Set the listing down unchanged, minus every embedded image.

== == ==

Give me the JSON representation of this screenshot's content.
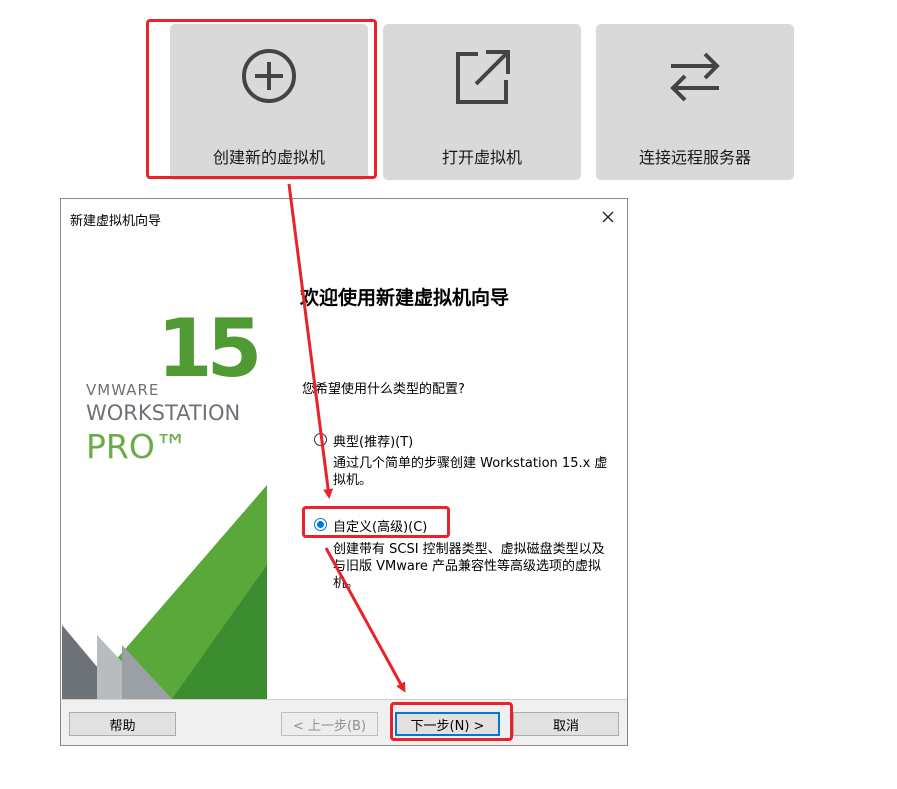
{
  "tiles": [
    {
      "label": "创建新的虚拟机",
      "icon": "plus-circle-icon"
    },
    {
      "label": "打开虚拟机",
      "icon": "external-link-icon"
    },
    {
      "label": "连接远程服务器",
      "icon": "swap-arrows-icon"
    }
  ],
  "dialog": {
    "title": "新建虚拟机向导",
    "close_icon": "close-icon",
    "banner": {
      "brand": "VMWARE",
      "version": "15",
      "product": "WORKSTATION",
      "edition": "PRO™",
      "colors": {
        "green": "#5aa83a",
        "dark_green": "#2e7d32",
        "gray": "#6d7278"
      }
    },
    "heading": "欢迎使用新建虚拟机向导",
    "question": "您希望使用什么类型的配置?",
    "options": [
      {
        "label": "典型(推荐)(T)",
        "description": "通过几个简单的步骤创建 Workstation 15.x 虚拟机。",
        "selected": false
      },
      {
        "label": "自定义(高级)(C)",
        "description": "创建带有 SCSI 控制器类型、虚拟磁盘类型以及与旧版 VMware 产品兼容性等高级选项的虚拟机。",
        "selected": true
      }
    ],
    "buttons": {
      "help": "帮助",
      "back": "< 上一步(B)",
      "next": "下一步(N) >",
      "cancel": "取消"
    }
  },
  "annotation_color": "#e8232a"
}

== == ==

RESPONSE TO THIS EXERCISE:
Give me the JSON representation of this screenshot's content.
{
  "tiles": [
    {
      "label": "创建新的虚拟机",
      "icon": "plus-circle-icon"
    },
    {
      "label": "打开虚拟机",
      "icon": "external-link-icon"
    },
    {
      "label": "连接远程服务器",
      "icon": "swap-arrows-icon"
    }
  ],
  "dialog": {
    "title": "新建虚拟机向导",
    "close_icon": "close-icon",
    "banner": {
      "brand": "VMWARE",
      "version": "15",
      "product": "WORKSTATION",
      "edition": "PRO™",
      "colors": {
        "green": "#5aa83a",
        "dark_green": "#2e7d32",
        "gray": "#6d7278"
      }
    },
    "heading": "欢迎使用新建虚拟机向导",
    "question": "您希望使用什么类型的配置?",
    "options": [
      {
        "label": "典型(推荐)(T)",
        "description": "通过几个简单的步骤创建 Workstation 15.x 虚拟机。",
        "selected": false
      },
      {
        "label": "自定义(高级)(C)",
        "description": "创建带有 SCSI 控制器类型、虚拟磁盘类型以及与旧版 VMware 产品兼容性等高级选项的虚拟机。",
        "selected": true
      }
    ],
    "buttons": {
      "help": "帮助",
      "back": "< 上一步(B)",
      "next": "下一步(N) >",
      "cancel": "取消"
    }
  },
  "annotation_color": "#e8232a"
}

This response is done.